> WORK INSTRUCTIONS
Repeat every line below exactly, word for word.
##### THE DATA #####
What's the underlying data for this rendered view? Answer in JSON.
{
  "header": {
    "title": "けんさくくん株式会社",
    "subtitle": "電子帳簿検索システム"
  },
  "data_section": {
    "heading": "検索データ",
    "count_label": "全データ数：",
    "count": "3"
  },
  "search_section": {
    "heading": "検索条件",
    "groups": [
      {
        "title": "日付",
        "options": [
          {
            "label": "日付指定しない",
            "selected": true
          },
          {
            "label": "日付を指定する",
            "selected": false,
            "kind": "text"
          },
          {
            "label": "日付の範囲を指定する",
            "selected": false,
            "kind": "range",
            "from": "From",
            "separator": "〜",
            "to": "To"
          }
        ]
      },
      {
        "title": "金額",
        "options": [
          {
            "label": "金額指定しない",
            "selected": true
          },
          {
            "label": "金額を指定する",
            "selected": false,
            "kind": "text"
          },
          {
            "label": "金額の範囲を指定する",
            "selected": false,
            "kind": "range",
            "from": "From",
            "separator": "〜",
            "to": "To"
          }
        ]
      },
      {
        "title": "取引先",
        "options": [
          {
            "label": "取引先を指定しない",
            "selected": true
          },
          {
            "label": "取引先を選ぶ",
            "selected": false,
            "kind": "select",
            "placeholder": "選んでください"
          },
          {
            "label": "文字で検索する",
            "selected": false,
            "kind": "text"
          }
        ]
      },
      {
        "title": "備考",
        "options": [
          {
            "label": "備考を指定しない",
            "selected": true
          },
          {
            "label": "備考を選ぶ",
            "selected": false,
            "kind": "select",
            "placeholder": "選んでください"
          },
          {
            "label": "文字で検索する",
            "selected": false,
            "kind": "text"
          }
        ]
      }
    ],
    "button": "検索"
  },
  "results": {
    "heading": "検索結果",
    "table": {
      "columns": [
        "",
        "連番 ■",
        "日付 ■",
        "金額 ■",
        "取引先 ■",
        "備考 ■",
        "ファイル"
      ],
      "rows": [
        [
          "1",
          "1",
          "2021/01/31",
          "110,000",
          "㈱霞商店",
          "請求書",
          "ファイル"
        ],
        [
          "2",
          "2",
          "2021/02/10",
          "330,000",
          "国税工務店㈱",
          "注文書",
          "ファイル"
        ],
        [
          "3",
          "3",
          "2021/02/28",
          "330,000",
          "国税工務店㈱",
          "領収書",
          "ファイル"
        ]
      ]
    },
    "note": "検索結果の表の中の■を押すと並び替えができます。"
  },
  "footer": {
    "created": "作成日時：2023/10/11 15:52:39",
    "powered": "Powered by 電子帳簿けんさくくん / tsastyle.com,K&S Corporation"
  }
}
#####
> FULL OUTPUT
What's the underlying data for this rendered view? Answer in JSON.
{
  "header": {
    "title": "けんさくくん株式会社",
    "subtitle": "電子帳簿検索システム"
  },
  "data_section": {
    "heading": "検索データ",
    "count_label": "全データ数：",
    "count": "3"
  },
  "search_section": {
    "heading": "検索条件",
    "groups": [
      {
        "title": "日付",
        "options": [
          {
            "label": "日付指定しない",
            "selected": true
          },
          {
            "label": "日付を指定する",
            "selected": false,
            "kind": "text"
          },
          {
            "label": "日付の範囲を指定する",
            "selected": false,
            "kind": "range",
            "from": "From",
            "separator": "〜",
            "to": "To"
          }
        ]
      },
      {
        "title": "金額",
        "options": [
          {
            "label": "金額指定しない",
            "selected": true
          },
          {
            "label": "金額を指定する",
            "selected": false,
            "kind": "text"
          },
          {
            "label": "金額の範囲を指定する",
            "selected": false,
            "kind": "range",
            "from": "From",
            "separator": "〜",
            "to": "To"
          }
        ]
      },
      {
        "title": "取引先",
        "options": [
          {
            "label": "取引先を指定しない",
            "selected": true
          },
          {
            "label": "取引先を選ぶ",
            "selected": false,
            "kind": "select",
            "placeholder": "選んでください"
          },
          {
            "label": "文字で検索する",
            "selected": false,
            "kind": "text"
          }
        ]
      },
      {
        "title": "備考",
        "options": [
          {
            "label": "備考を指定しない",
            "selected": true
          },
          {
            "label": "備考を選ぶ",
            "selected": false,
            "kind": "select",
            "placeholder": "選んでください"
          },
          {
            "label": "文字で検索する",
            "selected": false,
            "kind": "text"
          }
        ]
      }
    ],
    "button": "検索"
  },
  "results": {
    "heading": "検索結果",
    "table": {
      "columns": [
        "",
        "連番 ■",
        "日付 ■",
        "金額 ■",
        "取引先 ■",
        "備考 ■",
        "ファイル"
      ],
      "rows": [
        [
          "1",
          "1",
          "2021/01/31",
          "110,000",
          "㈱霞商店",
          "請求書",
          "ファイル"
        ],
        [
          "2",
          "2",
          "2021/02/10",
          "330,000",
          "国税工務店㈱",
          "注文書",
          "ファイル"
        ],
        [
          "3",
          "3",
          "2021/02/28",
          "330,000",
          "国税工務店㈱",
          "領収書",
          "ファイル"
        ]
      ]
    },
    "note": "検索結果の表の中の■を押すと並び替えができます。"
  },
  "footer": {
    "created": "作成日時：2023/10/11 15:52:39",
    "powered": "Powered by 電子帳簿けんさくくん / tsastyle.com,K&S Corporation"
  }
}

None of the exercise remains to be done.